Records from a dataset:

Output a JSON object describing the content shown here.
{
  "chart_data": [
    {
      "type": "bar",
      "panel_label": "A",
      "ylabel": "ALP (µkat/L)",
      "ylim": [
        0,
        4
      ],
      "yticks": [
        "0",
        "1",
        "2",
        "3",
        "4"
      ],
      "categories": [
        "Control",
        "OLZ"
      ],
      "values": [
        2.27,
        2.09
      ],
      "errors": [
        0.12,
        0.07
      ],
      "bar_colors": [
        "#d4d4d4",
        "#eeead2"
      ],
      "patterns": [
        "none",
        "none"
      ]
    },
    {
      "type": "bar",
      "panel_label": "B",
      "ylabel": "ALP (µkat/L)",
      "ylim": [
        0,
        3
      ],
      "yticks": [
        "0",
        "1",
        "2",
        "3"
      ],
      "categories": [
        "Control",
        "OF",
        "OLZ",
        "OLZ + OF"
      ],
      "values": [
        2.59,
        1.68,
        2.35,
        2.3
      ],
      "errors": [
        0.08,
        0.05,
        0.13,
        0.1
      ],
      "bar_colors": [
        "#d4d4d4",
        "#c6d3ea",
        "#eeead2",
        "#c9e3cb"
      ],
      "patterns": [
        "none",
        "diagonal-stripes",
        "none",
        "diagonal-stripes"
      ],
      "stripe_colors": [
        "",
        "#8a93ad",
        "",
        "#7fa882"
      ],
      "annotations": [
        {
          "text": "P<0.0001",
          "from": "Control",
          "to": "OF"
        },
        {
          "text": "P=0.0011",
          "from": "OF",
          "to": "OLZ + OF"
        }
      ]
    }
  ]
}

---

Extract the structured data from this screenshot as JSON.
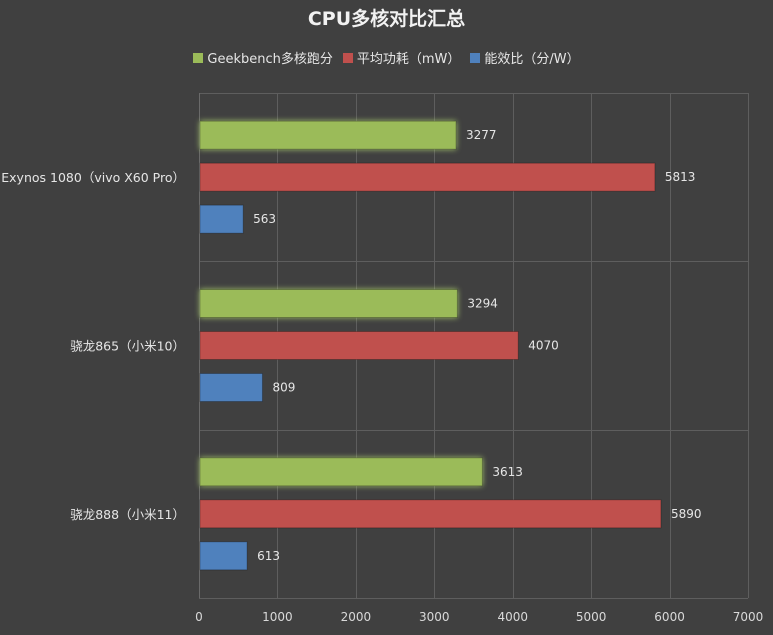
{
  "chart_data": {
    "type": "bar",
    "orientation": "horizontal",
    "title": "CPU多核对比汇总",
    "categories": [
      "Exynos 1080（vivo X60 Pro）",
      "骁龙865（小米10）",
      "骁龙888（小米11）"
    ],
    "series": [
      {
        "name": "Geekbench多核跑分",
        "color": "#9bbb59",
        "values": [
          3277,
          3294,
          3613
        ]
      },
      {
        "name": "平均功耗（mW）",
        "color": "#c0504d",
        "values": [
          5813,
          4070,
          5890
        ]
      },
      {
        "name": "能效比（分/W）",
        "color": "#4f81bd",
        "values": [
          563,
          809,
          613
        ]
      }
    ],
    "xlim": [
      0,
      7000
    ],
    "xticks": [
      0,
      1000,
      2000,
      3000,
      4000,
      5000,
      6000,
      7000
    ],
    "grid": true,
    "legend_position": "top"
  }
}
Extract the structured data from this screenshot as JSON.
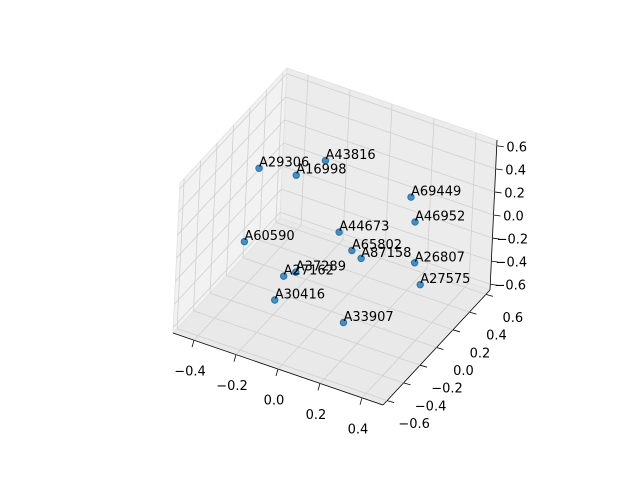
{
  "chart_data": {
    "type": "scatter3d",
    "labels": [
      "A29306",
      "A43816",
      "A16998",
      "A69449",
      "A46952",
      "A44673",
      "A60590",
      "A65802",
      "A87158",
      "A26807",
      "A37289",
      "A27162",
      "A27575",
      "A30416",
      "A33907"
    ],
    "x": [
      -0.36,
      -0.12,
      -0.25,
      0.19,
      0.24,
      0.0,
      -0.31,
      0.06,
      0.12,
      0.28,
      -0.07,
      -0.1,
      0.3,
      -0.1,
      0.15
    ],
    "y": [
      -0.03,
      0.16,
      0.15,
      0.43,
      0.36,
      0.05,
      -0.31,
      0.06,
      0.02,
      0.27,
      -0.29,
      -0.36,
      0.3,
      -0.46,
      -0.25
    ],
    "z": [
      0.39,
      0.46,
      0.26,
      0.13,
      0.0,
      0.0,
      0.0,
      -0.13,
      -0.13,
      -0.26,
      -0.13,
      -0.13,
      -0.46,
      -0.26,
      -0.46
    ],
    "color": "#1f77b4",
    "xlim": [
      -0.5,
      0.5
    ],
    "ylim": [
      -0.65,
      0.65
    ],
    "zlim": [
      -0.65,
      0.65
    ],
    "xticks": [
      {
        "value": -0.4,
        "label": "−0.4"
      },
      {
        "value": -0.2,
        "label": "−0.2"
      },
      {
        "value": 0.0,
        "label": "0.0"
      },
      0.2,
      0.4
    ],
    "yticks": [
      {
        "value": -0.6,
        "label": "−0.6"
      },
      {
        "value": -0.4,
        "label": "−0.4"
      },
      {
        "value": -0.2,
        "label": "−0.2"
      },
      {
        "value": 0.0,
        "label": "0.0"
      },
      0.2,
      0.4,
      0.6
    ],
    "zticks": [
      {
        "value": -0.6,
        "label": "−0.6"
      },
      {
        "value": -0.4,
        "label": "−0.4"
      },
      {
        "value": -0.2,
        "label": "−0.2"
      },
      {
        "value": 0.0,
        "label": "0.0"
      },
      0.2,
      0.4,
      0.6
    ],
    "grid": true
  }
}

- [Exercise details]:
Using the material above, copy every line in which the string "type" occurs.

- [Reply]:
      "type": "bar",
      "type": "bar",
    "type": "bar",
    "type": "scatter3d",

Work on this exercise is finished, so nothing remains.